> [WHAT YOU ARE ASKED TO DO]
Below is the data. Give it again, complete and exact.

> [RECORDS FOR THE TASK]
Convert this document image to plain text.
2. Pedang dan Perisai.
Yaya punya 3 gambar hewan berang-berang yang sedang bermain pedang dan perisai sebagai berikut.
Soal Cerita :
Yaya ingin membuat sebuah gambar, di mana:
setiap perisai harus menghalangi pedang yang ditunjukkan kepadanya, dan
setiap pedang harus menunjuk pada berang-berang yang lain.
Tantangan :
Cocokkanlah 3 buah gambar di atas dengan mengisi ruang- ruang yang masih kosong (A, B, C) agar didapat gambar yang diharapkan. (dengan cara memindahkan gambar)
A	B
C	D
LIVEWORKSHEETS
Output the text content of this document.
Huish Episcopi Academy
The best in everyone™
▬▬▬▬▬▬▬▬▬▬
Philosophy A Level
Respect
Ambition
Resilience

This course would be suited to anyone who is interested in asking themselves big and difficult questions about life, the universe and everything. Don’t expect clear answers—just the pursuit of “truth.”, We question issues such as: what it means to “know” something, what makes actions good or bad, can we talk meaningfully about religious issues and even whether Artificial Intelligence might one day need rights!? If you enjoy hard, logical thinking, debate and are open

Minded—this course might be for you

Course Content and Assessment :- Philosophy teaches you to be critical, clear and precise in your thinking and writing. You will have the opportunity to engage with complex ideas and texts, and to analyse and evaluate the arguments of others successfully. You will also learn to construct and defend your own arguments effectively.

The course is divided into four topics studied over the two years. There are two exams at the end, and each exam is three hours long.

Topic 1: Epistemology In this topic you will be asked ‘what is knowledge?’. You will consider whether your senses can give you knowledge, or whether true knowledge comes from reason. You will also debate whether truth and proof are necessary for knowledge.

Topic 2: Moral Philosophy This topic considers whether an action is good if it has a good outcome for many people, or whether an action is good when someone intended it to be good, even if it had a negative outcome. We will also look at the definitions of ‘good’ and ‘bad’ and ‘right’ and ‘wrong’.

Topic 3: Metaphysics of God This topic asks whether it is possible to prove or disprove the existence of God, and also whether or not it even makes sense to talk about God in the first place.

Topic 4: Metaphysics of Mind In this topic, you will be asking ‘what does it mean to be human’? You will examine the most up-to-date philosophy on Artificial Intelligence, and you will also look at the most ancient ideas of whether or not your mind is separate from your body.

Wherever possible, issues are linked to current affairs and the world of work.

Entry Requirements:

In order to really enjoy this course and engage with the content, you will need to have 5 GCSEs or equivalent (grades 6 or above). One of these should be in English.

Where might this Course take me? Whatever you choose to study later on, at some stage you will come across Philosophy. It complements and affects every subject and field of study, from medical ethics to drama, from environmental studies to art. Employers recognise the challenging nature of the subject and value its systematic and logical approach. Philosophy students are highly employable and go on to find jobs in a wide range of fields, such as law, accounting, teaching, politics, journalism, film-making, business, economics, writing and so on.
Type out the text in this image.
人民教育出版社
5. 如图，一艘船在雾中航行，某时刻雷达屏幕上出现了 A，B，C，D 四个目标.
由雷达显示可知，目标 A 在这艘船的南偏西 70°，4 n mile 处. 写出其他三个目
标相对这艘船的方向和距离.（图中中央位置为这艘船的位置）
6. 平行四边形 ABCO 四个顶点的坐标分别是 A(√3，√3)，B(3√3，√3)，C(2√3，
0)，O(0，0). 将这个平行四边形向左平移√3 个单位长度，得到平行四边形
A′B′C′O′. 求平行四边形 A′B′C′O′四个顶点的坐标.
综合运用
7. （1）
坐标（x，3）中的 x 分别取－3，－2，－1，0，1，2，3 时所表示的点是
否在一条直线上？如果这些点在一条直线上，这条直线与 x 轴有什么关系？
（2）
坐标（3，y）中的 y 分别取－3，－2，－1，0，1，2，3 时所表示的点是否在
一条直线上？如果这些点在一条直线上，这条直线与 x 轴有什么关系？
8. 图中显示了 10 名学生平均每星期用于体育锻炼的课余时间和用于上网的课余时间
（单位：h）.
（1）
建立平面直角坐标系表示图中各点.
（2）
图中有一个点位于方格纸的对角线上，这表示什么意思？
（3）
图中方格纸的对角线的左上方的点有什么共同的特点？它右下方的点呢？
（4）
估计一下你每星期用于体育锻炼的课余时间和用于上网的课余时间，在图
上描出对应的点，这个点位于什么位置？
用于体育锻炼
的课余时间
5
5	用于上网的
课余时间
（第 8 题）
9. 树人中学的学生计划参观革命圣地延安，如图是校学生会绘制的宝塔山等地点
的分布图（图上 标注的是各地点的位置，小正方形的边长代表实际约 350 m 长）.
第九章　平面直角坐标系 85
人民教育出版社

> [SOLUTION TO THE EXERCISE]
Convert this document image to plain text.
2. Pedang dan Perisai.
Yaya punya 3 gambar hewan berang-berang yang sedang bermain pedang dan perisai sebagai berikut.
Soal Cerita :
Yaya ingin membuat sebuah gambar, di mana:
setiap perisai harus menghalangi pedang yang ditunjukkan kepadanya, dan
setiap pedang harus menunjuk pada berang-berang yang lain.
Tantangan :
Cocokkanlah 3 buah gambar di atas dengan mengisi ruang- ruang yang masih kosong (A, B, C) agar didapat gambar yang diharapkan. (dengan cara memindahkan gambar)
A	B
C	D
LIVEWORKSHEETS
Output the text content of this document.
Huish Episcopi Academy
The best in everyone™
▬▬▬▬▬▬▬▬▬▬
Philosophy A Level
Respect
Ambition
Resilience

This course would be suited to anyone who is interested in asking themselves big and difficult questions about life, the universe and everything. Don’t expect clear answers—just the pursuit of “truth.”, We question issues such as: what it means to “know” something, what makes actions good or bad, can we talk meaningfully about religious issues and even whether Artificial Intelligence might one day need rights!? If you enjoy hard, logical thinking, debate and are open

Minded—this course might be for you

Course Content and Assessment :- Philosophy teaches you to be critical, clear and precise in your thinking and writing. You will have the opportunity to engage with complex ideas and texts, and to analyse and evaluate the arguments of others successfully. You will also learn to construct and defend your own arguments effectively.

The course is divided into four topics studied over the two years. There are two exams at the end, and each exam is three hours long.

Topic 1: Epistemology In this topic you will be asked ‘what is knowledge?’. You will consider whether your senses can give you knowledge, or whether true knowledge comes from reason. You will also debate whether truth and proof are necessary for knowledge.

Topic 2: Moral Philosophy This topic considers whether an action is good if it has a good outcome for many people, or whether an action is good when someone intended it to be good, even if it had a negative outcome. We will also look at the definitions of ‘good’ and ‘bad’ and ‘right’ and ‘wrong’.

Topic 3: Metaphysics of God This topic asks whether it is possible to prove or disprove the existence of God, and also whether or not it even makes sense to talk about God in the first place.

Topic 4: Metaphysics of Mind In this topic, you will be asking ‘what does it mean to be human’? You will examine the most up-to-date philosophy on Artificial Intelligence, and you will also look at the most ancient ideas of whether or not your mind is separate from your body.

Wherever possible, issues are linked to current affairs and the world of work.

Entry Requirements:

In order to really enjoy this course and engage with the content, you will need to have 5 GCSEs or equivalent (grades 6 or above). One of these should be in English.

Where might this Course take me? Whatever you choose to study later on, at some stage you will come across Philosophy. It complements and affects every subject and field of study, from medical ethics to drama, from environmental studies to art. Employers recognise the challenging nature of the subject and value its systematic and logical approach. Philosophy students are highly employable and go on to find jobs in a wide range of fields, such as law, accounting, teaching, politics, journalism, film-making, business, economics, writing and so on.
Type out the text in this image.
人民教育出版社
5. 如图，一艘船在雾中航行，某时刻雷达屏幕上出现了 A，B，C，D 四个目标.
由雷达显示可知，目标 A 在这艘船的南偏西 70°，4 n mile 处. 写出其他三个目
标相对这艘船的方向和距离.（图中中央位置为这艘船的位置）
6. 平行四边形 ABCO 四个顶点的坐标分别是 A(√3，√3)，B(3√3，√3)，C(2√3，
0)，O(0，0). 将这个平行四边形向左平移√3 个单位长度，得到平行四边形
A′B′C′O′. 求平行四边形 A′B′C′O′四个顶点的坐标.
综合运用
7. （1）
坐标（x，3）中的 x 分别取－3，－2，－1，0，1，2，3 时所表示的点是
否在一条直线上？如果这些点在一条直线上，这条直线与 x 轴有什么关系？
（2）
坐标（3，y）中的 y 分别取－3，－2，－1，0，1，2，3 时所表示的点是否在
一条直线上？如果这些点在一条直线上，这条直线与 x 轴有什么关系？
8. 图中显示了 10 名学生平均每星期用于体育锻炼的课余时间和用于上网的课余时间
（单位：h）.
（1）
建立平面直角坐标系表示图中各点.
（2）
图中有一个点位于方格纸的对角线上，这表示什么意思？
（3）
图中方格纸的对角线的左上方的点有什么共同的特点？它右下方的点呢？
（4）
估计一下你每星期用于体育锻炼的课余时间和用于上网的课余时间，在图
上描出对应的点，这个点位于什么位置？
用于体育锻炼
的课余时间
5
5	用于上网的
课余时间
（第 8 题）
9. 树人中学的学生计划参观革命圣地延安，如图是校学生会绘制的宝塔山等地点
的分布图（图上 标注的是各地点的位置，小正方形的边长代表实际约 350 m 长）.
第九章　平面直角坐标系 85
人民教育出版社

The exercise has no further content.